§ **Short exercise**
Show every line in the entries that contains the string "colorbar", copying each one in full.

[Lines of data]
━━━━━━

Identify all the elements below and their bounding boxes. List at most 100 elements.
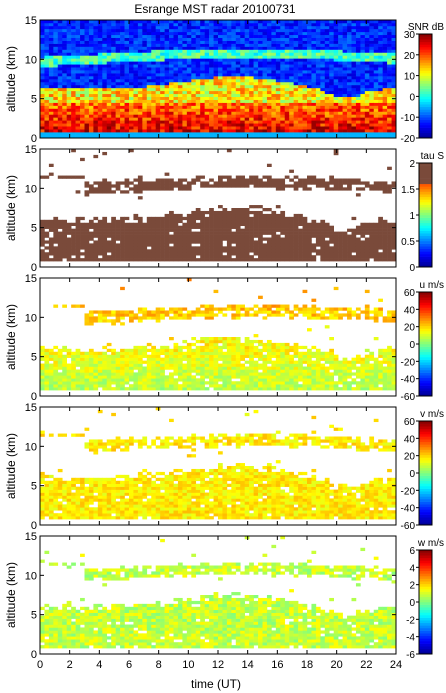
- heatmap-cell: [364, 76, 370, 80]
- heatmap-cell: [302, 111, 308, 115]
- heatmap-cell: [311, 243, 317, 247]
- heatmap-cell: [173, 73, 179, 77]
- heatmap-cell: [342, 102, 348, 106]
- heatmap-cell: [137, 255, 143, 259]
- heatmap-cell: [262, 249, 268, 253]
- heatmap-cell: [44, 129, 50, 133]
- heatmap-cell: [284, 46, 290, 50]
- heatmap-cell: [177, 52, 183, 56]
- heatmap-cell: [97, 52, 103, 56]
- heatmap-cell: [84, 258, 90, 262]
- heatmap-cell: [106, 114, 112, 118]
- heatmap-cell: [191, 105, 197, 109]
- heatmap-cell: [351, 64, 357, 68]
- heatmap-cell: [387, 20, 392, 24]
- heatmap-cell: [191, 117, 197, 121]
- heatmap-cell: [133, 90, 139, 95]
- heatmap-cell: [88, 31, 94, 36]
- colorbar-swatch: [419, 238, 432, 242]
- heatmap-cell: [62, 381, 67, 385]
- heatmap-cell: [240, 67, 245, 71]
- heatmap-cell: [182, 40, 188, 44]
- heatmap-cell: [120, 79, 125, 83]
- heatmap-cell: [191, 213, 197, 218]
- heatmap-cell: [200, 49, 205, 53]
- heatmap-cell: [137, 117, 143, 121]
- heatmap-cell: [235, 64, 241, 68]
- heatmap-cell: [102, 84, 108, 89]
- heatmap-cell: [173, 67, 179, 71]
- heatmap-cell: [378, 43, 383, 47]
- heatmap-cell: [88, 231, 94, 235]
- heatmap-cell: [293, 22, 299, 27]
- colorbar-swatch: [419, 60, 432, 63]
- heatmap-cell: [253, 222, 259, 226]
- heatmap-cell: [355, 31, 361, 36]
- heatmap-cell: [369, 70, 375, 74]
- heatmap-cell: [57, 46, 63, 50]
- heatmap-cell: [106, 184, 112, 188]
- heatmap-cell: [240, 129, 245, 133]
- heatmap-cell: [129, 237, 134, 241]
- heatmap-cell: [218, 249, 223, 253]
- heatmap-cell: [124, 222, 130, 226]
- heatmap-cell: [200, 222, 205, 226]
- heatmap-cell: [249, 46, 254, 50]
- heatmap-cell: [338, 120, 343, 124]
- heatmap-cell: [97, 225, 103, 229]
- heatmap-cell: [53, 255, 59, 259]
- heatmap-cell: [324, 105, 330, 109]
- colorbar-swatch: [419, 233, 432, 237]
- heatmap-cell: [231, 178, 237, 182]
- heatmap-cell: [169, 73, 174, 77]
- heatmap-cell: [80, 61, 85, 65]
- heatmap-cell: [129, 117, 134, 121]
- heatmap-cell: [338, 231, 343, 235]
- heatmap-cell: [360, 255, 366, 259]
- heatmap-cell: [164, 25, 170, 30]
- heatmap-cell: [133, 96, 139, 100]
- heatmap-cell: [160, 243, 165, 247]
- heatmap-cell: [111, 25, 116, 30]
- heatmap-cell: [93, 126, 99, 130]
- heatmap-cell: [315, 111, 321, 115]
- heatmap-cell: [80, 225, 85, 229]
- heatmap-cell: [289, 25, 294, 30]
- heatmap-cell: [235, 222, 241, 226]
- heatmap-cell: [284, 67, 290, 71]
- heatmap-cell: [164, 70, 170, 74]
- heatmap-cell: [88, 123, 94, 127]
- heatmap-cell: [231, 114, 237, 118]
- heatmap-cell: [284, 114, 290, 118]
- colorbar-swatch: [419, 215, 432, 218]
- heatmap-cell: [298, 46, 303, 50]
- heatmap-cell: [240, 49, 245, 53]
- heatmap-cell: [204, 126, 210, 130]
- heatmap-cell: [102, 126, 108, 130]
- heatmap-cell: [111, 216, 116, 221]
- heatmap-cell: [204, 81, 210, 86]
- heatmap-cell: [240, 108, 245, 112]
- heatmap-cell: [48, 372, 54, 376]
- heatmap-cell: [351, 22, 357, 27]
- heatmap-cell: [48, 366, 54, 370]
- heatmap-cell: [142, 237, 148, 241]
- heatmap-cell: [280, 210, 286, 215]
- heatmap-cell: [66, 237, 72, 241]
- heatmap-cell: [284, 25, 290, 30]
- y-tick-label: 10: [25, 54, 37, 66]
- heatmap-cell: [200, 237, 205, 241]
- heatmap-cell: [275, 105, 281, 109]
- heatmap-cell: [93, 216, 99, 221]
- heatmap-cell: [271, 43, 277, 47]
- heatmap-cell: [84, 225, 90, 229]
- heatmap-cell: [218, 40, 223, 44]
- heatmap-cell: [129, 28, 134, 33]
- heatmap-cell: [369, 102, 375, 106]
- heatmap-cell: [231, 25, 237, 30]
- heatmap-cell: [382, 105, 388, 109]
- heatmap-cell: [75, 81, 81, 86]
- colorbar-tick-label: 10: [404, 72, 416, 83]
- heatmap-cell: [347, 99, 352, 103]
- heatmap-cell: [164, 58, 170, 62]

━━━━━━

§ **Task response**
- colorbar-swatch: [419, 238, 432, 242]
- colorbar-swatch: [419, 60, 432, 63]
- colorbar-swatch: [419, 233, 432, 237]
- colorbar-swatch: [419, 215, 432, 218]
- colorbar-tick-label: 10: [404, 72, 416, 83]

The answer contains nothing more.